START EXCERPTED DATA

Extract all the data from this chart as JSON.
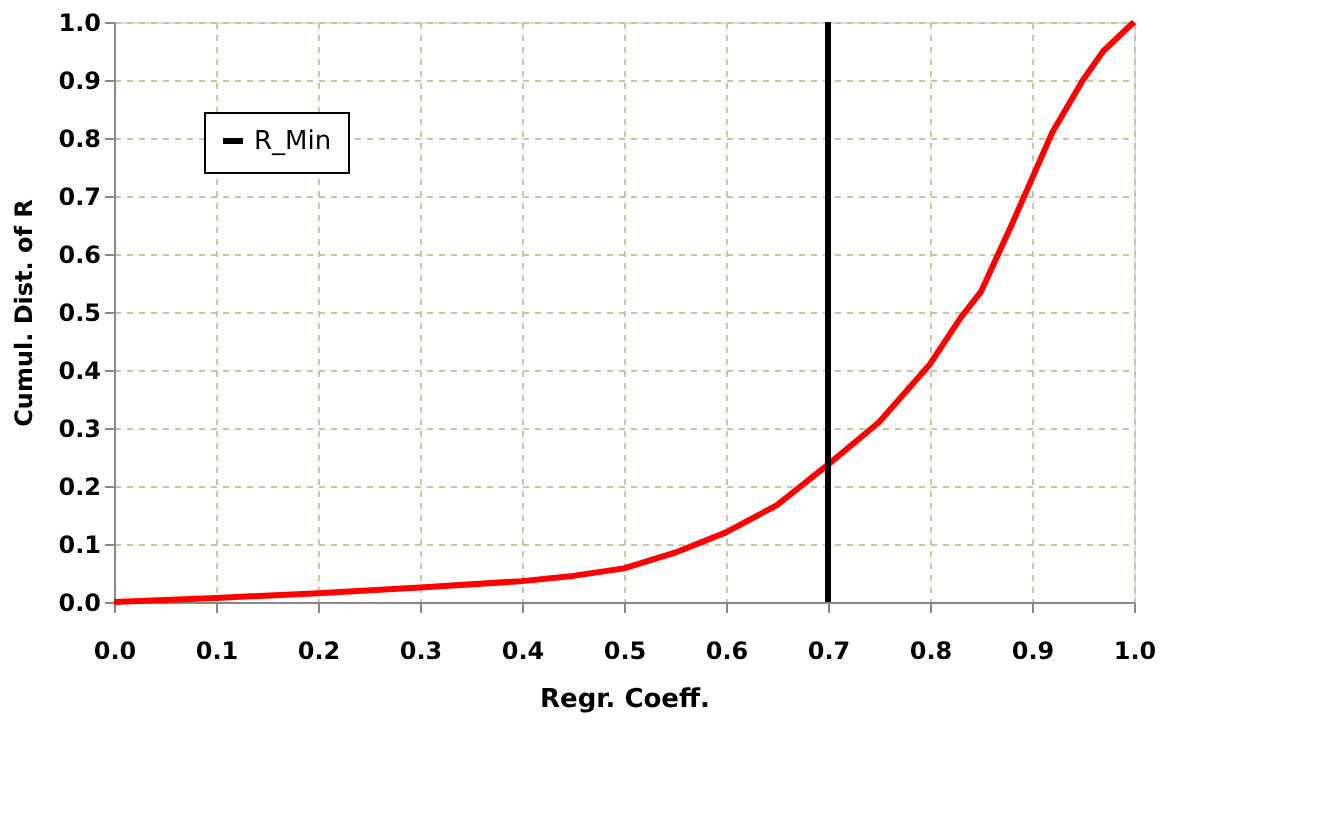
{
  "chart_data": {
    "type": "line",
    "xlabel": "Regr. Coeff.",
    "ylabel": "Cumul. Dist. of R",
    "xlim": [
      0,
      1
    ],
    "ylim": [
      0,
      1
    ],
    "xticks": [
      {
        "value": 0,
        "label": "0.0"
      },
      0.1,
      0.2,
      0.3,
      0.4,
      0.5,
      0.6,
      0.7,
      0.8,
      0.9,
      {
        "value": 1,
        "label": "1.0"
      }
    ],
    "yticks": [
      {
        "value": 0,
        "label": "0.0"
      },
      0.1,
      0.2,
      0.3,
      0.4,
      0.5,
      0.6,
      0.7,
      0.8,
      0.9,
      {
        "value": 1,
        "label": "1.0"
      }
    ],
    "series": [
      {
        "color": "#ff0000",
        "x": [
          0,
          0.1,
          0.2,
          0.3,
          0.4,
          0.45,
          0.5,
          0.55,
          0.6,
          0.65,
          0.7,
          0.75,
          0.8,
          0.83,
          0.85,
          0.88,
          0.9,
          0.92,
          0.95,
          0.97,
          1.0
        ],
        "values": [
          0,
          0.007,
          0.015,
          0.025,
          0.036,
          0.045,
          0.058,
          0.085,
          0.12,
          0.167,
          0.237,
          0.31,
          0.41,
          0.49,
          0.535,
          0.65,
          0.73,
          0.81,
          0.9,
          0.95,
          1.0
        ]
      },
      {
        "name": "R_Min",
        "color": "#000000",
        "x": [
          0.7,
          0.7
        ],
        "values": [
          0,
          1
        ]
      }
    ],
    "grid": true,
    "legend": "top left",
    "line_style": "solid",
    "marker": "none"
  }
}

END EXCERPTED DATA

§ **PROBLEM TO WORK ON**
Your copy should repeat each entry above exactly but contain no pictures.

§ **ANSWER TO THIS TASK**
Extract all the data from this chart as JSON.
{
  "chart_data": {
    "type": "line",
    "xlabel": "Regr. Coeff.",
    "ylabel": "Cumul. Dist. of R",
    "xlim": [
      0,
      1
    ],
    "ylim": [
      0,
      1
    ],
    "xticks": [
      {
        "value": 0,
        "label": "0.0"
      },
      0.1,
      0.2,
      0.3,
      0.4,
      0.5,
      0.6,
      0.7,
      0.8,
      0.9,
      {
        "value": 1,
        "label": "1.0"
      }
    ],
    "yticks": [
      {
        "value": 0,
        "label": "0.0"
      },
      0.1,
      0.2,
      0.3,
      0.4,
      0.5,
      0.6,
      0.7,
      0.8,
      0.9,
      {
        "value": 1,
        "label": "1.0"
      }
    ],
    "series": [
      {
        "color": "#ff0000",
        "x": [
          0,
          0.1,
          0.2,
          0.3,
          0.4,
          0.45,
          0.5,
          0.55,
          0.6,
          0.65,
          0.7,
          0.75,
          0.8,
          0.83,
          0.85,
          0.88,
          0.9,
          0.92,
          0.95,
          0.97,
          1.0
        ],
        "values": [
          0,
          0.007,
          0.015,
          0.025,
          0.036,
          0.045,
          0.058,
          0.085,
          0.12,
          0.167,
          0.237,
          0.31,
          0.41,
          0.49,
          0.535,
          0.65,
          0.73,
          0.81,
          0.9,
          0.95,
          1.0
        ]
      },
      {
        "name": "R_Min",
        "color": "#000000",
        "x": [
          0.7,
          0.7
        ],
        "values": [
          0,
          1
        ]
      }
    ],
    "grid": true,
    "legend": "top left",
    "line_style": "solid",
    "marker": "none"
  }
}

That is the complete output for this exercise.